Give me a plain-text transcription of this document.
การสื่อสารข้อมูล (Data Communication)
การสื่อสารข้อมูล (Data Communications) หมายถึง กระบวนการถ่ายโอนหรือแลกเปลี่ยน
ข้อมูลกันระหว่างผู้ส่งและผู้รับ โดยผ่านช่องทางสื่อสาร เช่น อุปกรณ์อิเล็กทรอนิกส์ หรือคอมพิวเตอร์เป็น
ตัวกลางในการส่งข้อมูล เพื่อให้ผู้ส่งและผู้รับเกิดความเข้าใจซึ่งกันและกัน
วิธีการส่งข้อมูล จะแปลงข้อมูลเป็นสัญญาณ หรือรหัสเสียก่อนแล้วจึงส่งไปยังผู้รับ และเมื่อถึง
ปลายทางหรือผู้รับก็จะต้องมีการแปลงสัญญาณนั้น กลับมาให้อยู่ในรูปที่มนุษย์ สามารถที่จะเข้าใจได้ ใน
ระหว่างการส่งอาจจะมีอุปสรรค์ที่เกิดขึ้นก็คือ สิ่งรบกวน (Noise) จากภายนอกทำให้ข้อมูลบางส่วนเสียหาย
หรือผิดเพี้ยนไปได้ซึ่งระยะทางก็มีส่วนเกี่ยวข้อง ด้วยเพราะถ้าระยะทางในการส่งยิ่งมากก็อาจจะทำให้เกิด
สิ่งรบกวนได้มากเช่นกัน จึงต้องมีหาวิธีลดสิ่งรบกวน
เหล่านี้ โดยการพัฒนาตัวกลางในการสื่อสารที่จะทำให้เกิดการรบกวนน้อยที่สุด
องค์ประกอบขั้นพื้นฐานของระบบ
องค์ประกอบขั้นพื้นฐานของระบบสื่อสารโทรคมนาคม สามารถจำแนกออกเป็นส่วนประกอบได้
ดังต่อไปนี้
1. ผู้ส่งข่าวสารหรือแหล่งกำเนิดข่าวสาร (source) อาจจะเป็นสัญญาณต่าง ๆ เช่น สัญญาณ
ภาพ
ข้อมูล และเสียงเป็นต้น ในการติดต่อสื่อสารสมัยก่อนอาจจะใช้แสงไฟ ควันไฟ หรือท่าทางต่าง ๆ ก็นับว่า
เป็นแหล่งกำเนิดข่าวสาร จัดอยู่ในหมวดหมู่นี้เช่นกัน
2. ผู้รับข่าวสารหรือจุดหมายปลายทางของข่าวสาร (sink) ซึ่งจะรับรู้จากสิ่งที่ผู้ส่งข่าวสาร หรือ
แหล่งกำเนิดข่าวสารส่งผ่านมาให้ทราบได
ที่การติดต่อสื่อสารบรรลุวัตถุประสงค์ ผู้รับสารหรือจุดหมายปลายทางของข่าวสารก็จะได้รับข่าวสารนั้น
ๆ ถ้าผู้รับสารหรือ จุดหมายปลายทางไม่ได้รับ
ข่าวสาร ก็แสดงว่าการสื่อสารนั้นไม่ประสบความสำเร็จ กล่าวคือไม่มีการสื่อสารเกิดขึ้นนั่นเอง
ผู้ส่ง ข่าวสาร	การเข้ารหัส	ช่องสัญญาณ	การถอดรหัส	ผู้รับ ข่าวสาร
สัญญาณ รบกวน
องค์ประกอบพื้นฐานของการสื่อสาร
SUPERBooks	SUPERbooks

====

§ **What you will do**
Find each line that has the word "งกำเน", then copy it out.

§ **Response below**
1. ผู้ส่งข่าวสารหรือแหล่งกำเนิดข่าวสาร (source) อาจจะเป็นสัญญาณต่าง ๆ เช่น สัญญาณ
เป็นแหล่งกำเนิดข่าวสาร จัดอยู่ในหมวดหมู่นี้เช่นกัน
แหล่งกำเนิดข่าวสารส่งผ่านมาให้ทราบได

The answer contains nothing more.